» **TASK TO CARRY OUT**:
Copy out the complete listing, word for word.

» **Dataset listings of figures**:
______________________________
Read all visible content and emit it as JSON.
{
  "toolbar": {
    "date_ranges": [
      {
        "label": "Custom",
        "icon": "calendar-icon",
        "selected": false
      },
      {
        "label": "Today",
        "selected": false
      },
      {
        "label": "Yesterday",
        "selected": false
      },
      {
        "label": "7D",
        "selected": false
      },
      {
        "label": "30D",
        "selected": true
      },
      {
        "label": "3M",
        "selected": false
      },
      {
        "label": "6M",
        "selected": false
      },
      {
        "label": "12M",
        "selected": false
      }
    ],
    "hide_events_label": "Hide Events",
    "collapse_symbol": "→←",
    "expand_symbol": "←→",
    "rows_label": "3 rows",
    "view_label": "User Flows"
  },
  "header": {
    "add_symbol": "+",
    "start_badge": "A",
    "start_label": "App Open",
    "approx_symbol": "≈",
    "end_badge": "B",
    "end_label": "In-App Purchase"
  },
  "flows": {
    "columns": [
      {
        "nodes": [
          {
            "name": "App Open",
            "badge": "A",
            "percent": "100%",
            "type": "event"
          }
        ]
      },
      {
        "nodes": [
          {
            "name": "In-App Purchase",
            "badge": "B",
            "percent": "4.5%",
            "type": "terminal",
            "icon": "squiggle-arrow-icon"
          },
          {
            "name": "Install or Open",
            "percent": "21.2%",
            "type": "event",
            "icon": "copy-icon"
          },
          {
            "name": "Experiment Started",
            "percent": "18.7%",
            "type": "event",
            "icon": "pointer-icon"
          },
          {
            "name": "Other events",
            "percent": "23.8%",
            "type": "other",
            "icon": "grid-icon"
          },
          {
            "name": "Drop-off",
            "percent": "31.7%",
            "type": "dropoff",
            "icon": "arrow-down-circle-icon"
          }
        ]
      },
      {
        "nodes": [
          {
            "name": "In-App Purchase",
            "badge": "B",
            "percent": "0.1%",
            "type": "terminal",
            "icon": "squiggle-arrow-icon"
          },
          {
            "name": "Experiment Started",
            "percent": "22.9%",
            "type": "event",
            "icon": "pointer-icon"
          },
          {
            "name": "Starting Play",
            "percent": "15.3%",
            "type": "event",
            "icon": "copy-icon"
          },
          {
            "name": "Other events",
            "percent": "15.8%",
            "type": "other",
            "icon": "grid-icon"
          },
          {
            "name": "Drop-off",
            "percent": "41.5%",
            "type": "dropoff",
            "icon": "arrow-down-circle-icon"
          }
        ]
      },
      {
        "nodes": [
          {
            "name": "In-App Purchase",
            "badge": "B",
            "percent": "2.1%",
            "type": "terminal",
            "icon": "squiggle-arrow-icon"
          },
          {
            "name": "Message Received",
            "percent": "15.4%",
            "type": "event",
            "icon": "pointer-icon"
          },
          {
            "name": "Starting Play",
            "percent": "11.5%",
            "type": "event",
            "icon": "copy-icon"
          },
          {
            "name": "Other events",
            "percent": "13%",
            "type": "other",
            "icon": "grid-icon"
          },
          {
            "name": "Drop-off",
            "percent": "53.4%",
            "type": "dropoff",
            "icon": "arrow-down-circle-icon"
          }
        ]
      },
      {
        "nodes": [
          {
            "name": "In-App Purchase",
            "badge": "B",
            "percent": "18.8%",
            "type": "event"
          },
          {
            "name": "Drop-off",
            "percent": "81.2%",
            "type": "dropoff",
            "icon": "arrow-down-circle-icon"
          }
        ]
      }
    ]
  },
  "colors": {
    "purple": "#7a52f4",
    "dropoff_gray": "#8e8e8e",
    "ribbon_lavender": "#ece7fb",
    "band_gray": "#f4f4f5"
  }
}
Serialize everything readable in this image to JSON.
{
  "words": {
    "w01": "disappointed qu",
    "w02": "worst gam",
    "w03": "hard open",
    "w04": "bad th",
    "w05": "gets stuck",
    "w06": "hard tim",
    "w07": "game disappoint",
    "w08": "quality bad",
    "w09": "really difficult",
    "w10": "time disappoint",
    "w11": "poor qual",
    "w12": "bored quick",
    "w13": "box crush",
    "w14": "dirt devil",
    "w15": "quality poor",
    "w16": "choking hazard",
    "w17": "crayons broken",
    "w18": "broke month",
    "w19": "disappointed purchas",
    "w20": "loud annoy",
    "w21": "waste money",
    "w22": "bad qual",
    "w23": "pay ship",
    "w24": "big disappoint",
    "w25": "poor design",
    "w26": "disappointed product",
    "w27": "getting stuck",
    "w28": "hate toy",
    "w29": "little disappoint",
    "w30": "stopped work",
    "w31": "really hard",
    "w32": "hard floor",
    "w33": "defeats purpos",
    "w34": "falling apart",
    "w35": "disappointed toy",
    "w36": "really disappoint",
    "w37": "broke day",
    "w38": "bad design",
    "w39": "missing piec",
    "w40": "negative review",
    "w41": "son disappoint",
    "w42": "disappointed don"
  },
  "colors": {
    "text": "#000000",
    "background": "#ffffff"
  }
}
______________________________
» **WRITTEN RESPONSE**:
Read all visible content and emit it as JSON.
{
  "toolbar": {
    "date_ranges": [
      {
        "label": "Custom",
        "icon": "calendar-icon",
        "selected": false
      },
      {
        "label": "Today",
        "selected": false
      },
      {
        "label": "Yesterday",
        "selected": false
      },
      {
        "label": "7D",
        "selected": false
      },
      {
        "label": "30D",
        "selected": true
      },
      {
        "label": "3M",
        "selected": false
      },
      {
        "label": "6M",
        "selected": false
      },
      {
        "label": "12M",
        "selected": false
      }
    ],
    "hide_events_label": "Hide Events",
    "collapse_symbol": "→←",
    "expand_symbol": "←→",
    "rows_label": "3 rows",
    "view_label": "User Flows"
  },
  "header": {
    "add_symbol": "+",
    "start_badge": "A",
    "start_label": "App Open",
    "approx_symbol": "≈",
    "end_badge": "B",
    "end_label": "In-App Purchase"
  },
  "flows": {
    "columns": [
      {
        "nodes": [
          {
            "name": "App Open",
            "badge": "A",
            "percent": "100%",
            "type": "event"
          }
        ]
      },
      {
        "nodes": [
          {
            "name": "In-App Purchase",
            "badge": "B",
            "percent": "4.5%",
            "type": "terminal",
            "icon": "squiggle-arrow-icon"
          },
          {
            "name": "Install or Open",
            "percent": "21.2%",
            "type": "event",
            "icon": "copy-icon"
          },
          {
            "name": "Experiment Started",
            "percent": "18.7%",
            "type": "event",
            "icon": "pointer-icon"
          },
          {
            "name": "Other events",
            "percent": "23.8%",
            "type": "other",
            "icon": "grid-icon"
          },
          {
            "name": "Drop-off",
            "percent": "31.7%",
            "type": "dropoff",
            "icon": "arrow-down-circle-icon"
          }
        ]
      },
      {
        "nodes": [
          {
            "name": "In-App Purchase",
            "badge": "B",
            "percent": "0.1%",
            "type": "terminal",
            "icon": "squiggle-arrow-icon"
          },
          {
            "name": "Experiment Started",
            "percent": "22.9%",
            "type": "event",
            "icon": "pointer-icon"
          },
          {
            "name": "Starting Play",
            "percent": "15.3%",
            "type": "event",
            "icon": "copy-icon"
          },
          {
            "name": "Other events",
            "percent": "15.8%",
            "type": "other",
            "icon": "grid-icon"
          },
          {
            "name": "Drop-off",
            "percent": "41.5%",
            "type": "dropoff",
            "icon": "arrow-down-circle-icon"
          }
        ]
      },
      {
        "nodes": [
          {
            "name": "In-App Purchase",
            "badge": "B",
            "percent": "2.1%",
            "type": "terminal",
            "icon": "squiggle-arrow-icon"
          },
          {
            "name": "Message Received",
            "percent": "15.4%",
            "type": "event",
            "icon": "pointer-icon"
          },
          {
            "name": "Starting Play",
            "percent": "11.5%",
            "type": "event",
            "icon": "copy-icon"
          },
          {
            "name": "Other events",
            "percent": "13%",
            "type": "other",
            "icon": "grid-icon"
          },
          {
            "name": "Drop-off",
            "percent": "53.4%",
            "type": "dropoff",
            "icon": "arrow-down-circle-icon"
          }
        ]
      },
      {
        "nodes": [
          {
            "name": "In-App Purchase",
            "badge": "B",
            "percent": "18.8%",
            "type": "event"
          },
          {
            "name": "Drop-off",
            "percent": "81.2%",
            "type": "dropoff",
            "icon": "arrow-down-circle-icon"
          }
        ]
      }
    ]
  },
  "colors": {
    "purple": "#7a52f4",
    "dropoff_gray": "#8e8e8e",
    "ribbon_lavender": "#ece7fb",
    "band_gray": "#f4f4f5"
  }
}
Serialize everything readable in this image to JSON.
{
  "words": {
    "w01": "disappointed qu",
    "w02": "worst gam",
    "w03": "hard open",
    "w04": "bad th",
    "w05": "gets stuck",
    "w06": "hard tim",
    "w07": "game disappoint",
    "w08": "quality bad",
    "w09": "really difficult",
    "w10": "time disappoint",
    "w11": "poor qual",
    "w12": "bored quick",
    "w13": "box crush",
    "w14": "dirt devil",
    "w15": "quality poor",
    "w16": "choking hazard",
    "w17": "crayons broken",
    "w18": "broke month",
    "w19": "disappointed purchas",
    "w20": "loud annoy",
    "w21": "waste money",
    "w22": "bad qual",
    "w23": "pay ship",
    "w24": "big disappoint",
    "w25": "poor design",
    "w26": "disappointed product",
    "w27": "getting stuck",
    "w28": "hate toy",
    "w29": "little disappoint",
    "w30": "stopped work",
    "w31": "really hard",
    "w32": "hard floor",
    "w33": "defeats purpos",
    "w34": "falling apart",
    "w35": "disappointed toy",
    "w36": "really disappoint",
    "w37": "broke day",
    "w38": "bad design",
    "w39": "missing piec",
    "w40": "negative review",
    "w41": "son disappoint",
    "w42": "disappointed don"
  },
  "colors": {
    "text": "#000000",
    "background": "#ffffff"
  }
}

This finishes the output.